(Items from a data source)
★ ★ ★ ★ ★

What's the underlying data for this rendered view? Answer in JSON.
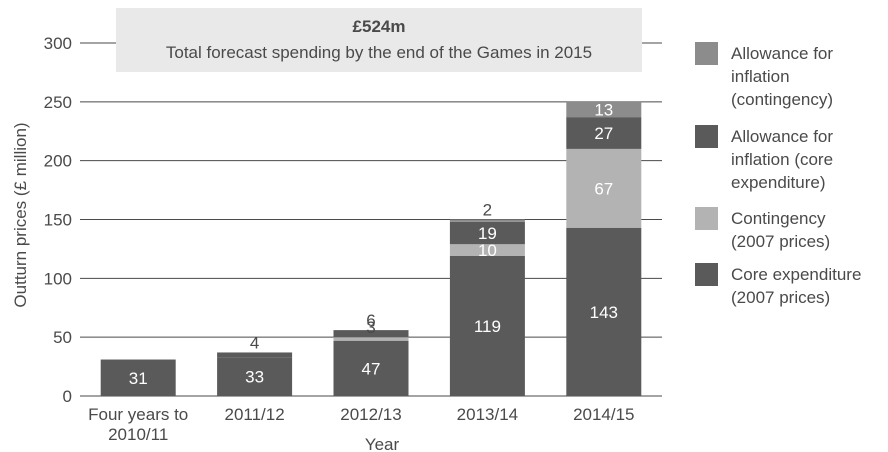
{
  "chart_data": {
    "type": "bar",
    "stacked": true,
    "annotation": {
      "headline": "£524m",
      "text": "Total forecast spending by the end of the Games in 2015"
    },
    "xlabel": "Year",
    "ylabel": "Outturn prices (£ million)",
    "ylim": [
      0,
      300
    ],
    "yticks": [
      "0",
      "50",
      "100",
      "150",
      "200",
      "250",
      "300"
    ],
    "categories": [
      "Four years to\n2010/11",
      "2011/12",
      "2012/13",
      "2013/14",
      "2014/15"
    ],
    "legend_position": "right",
    "series": [
      {
        "name": "Core expenditure (2007 prices)",
        "color": "#5a5a5a",
        "values": [
          31,
          33,
          47,
          119,
          143
        ],
        "labels": [
          "31",
          "33",
          "47",
          "119",
          "143"
        ]
      },
      {
        "name": "Contingency (2007 prices)",
        "color": "#b3b3b3",
        "values": [
          0,
          0,
          3,
          10,
          67
        ],
        "labels": [
          "",
          "",
          "3",
          "10",
          "67"
        ]
      },
      {
        "name": "Allowance for inflation (core expenditure)",
        "color": "#5a5a5a",
        "values": [
          0,
          4,
          6,
          19,
          27
        ],
        "labels": [
          "",
          "4",
          "6",
          "19",
          "27"
        ]
      },
      {
        "name": "Allowance for inflation (contingency)",
        "color": "#8c8c8c",
        "values": [
          0,
          0,
          0,
          2,
          13
        ],
        "labels": [
          "",
          "",
          "",
          "2",
          "13"
        ]
      }
    ],
    "legend": [
      {
        "lines": [
          "Allowance for",
          "inflation",
          "(contingency)"
        ],
        "color": "#8c8c8c"
      },
      {
        "lines": [
          "Allowance for",
          "inflation (core",
          "expenditure)"
        ],
        "color": "#5a5a5a"
      },
      {
        "lines": [
          "Contingency",
          "(2007 prices)"
        ],
        "color": "#b3b3b3"
      },
      {
        "lines": [
          "Core expenditure",
          "(2007 prices)"
        ],
        "color": "#5a5a5a"
      }
    ]
  }
}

★ ★ ★ ★ ★

*WORK REQUIRED*: Print the records word for word and exclude any picture they hold.

*COMPLETE RESPONSE*:
What's the underlying data for this rendered view? Answer in JSON.
{
  "chart_data": {
    "type": "bar",
    "stacked": true,
    "annotation": {
      "headline": "£524m",
      "text": "Total forecast spending by the end of the Games in 2015"
    },
    "xlabel": "Year",
    "ylabel": "Outturn prices (£ million)",
    "ylim": [
      0,
      300
    ],
    "yticks": [
      "0",
      "50",
      "100",
      "150",
      "200",
      "250",
      "300"
    ],
    "categories": [
      "Four years to\n2010/11",
      "2011/12",
      "2012/13",
      "2013/14",
      "2014/15"
    ],
    "legend_position": "right",
    "series": [
      {
        "name": "Core expenditure (2007 prices)",
        "color": "#5a5a5a",
        "values": [
          31,
          33,
          47,
          119,
          143
        ],
        "labels": [
          "31",
          "33",
          "47",
          "119",
          "143"
        ]
      },
      {
        "name": "Contingency (2007 prices)",
        "color": "#b3b3b3",
        "values": [
          0,
          0,
          3,
          10,
          67
        ],
        "labels": [
          "",
          "",
          "3",
          "10",
          "67"
        ]
      },
      {
        "name": "Allowance for inflation (core expenditure)",
        "color": "#5a5a5a",
        "values": [
          0,
          4,
          6,
          19,
          27
        ],
        "labels": [
          "",
          "4",
          "6",
          "19",
          "27"
        ]
      },
      {
        "name": "Allowance for inflation (contingency)",
        "color": "#8c8c8c",
        "values": [
          0,
          0,
          0,
          2,
          13
        ],
        "labels": [
          "",
          "",
          "",
          "2",
          "13"
        ]
      }
    ],
    "legend": [
      {
        "lines": [
          "Allowance for",
          "inflation",
          "(contingency)"
        ],
        "color": "#8c8c8c"
      },
      {
        "lines": [
          "Allowance for",
          "inflation (core",
          "expenditure)"
        ],
        "color": "#5a5a5a"
      },
      {
        "lines": [
          "Contingency",
          "(2007 prices)"
        ],
        "color": "#b3b3b3"
      },
      {
        "lines": [
          "Core expenditure",
          "(2007 prices)"
        ],
        "color": "#5a5a5a"
      }
    ]
  }
}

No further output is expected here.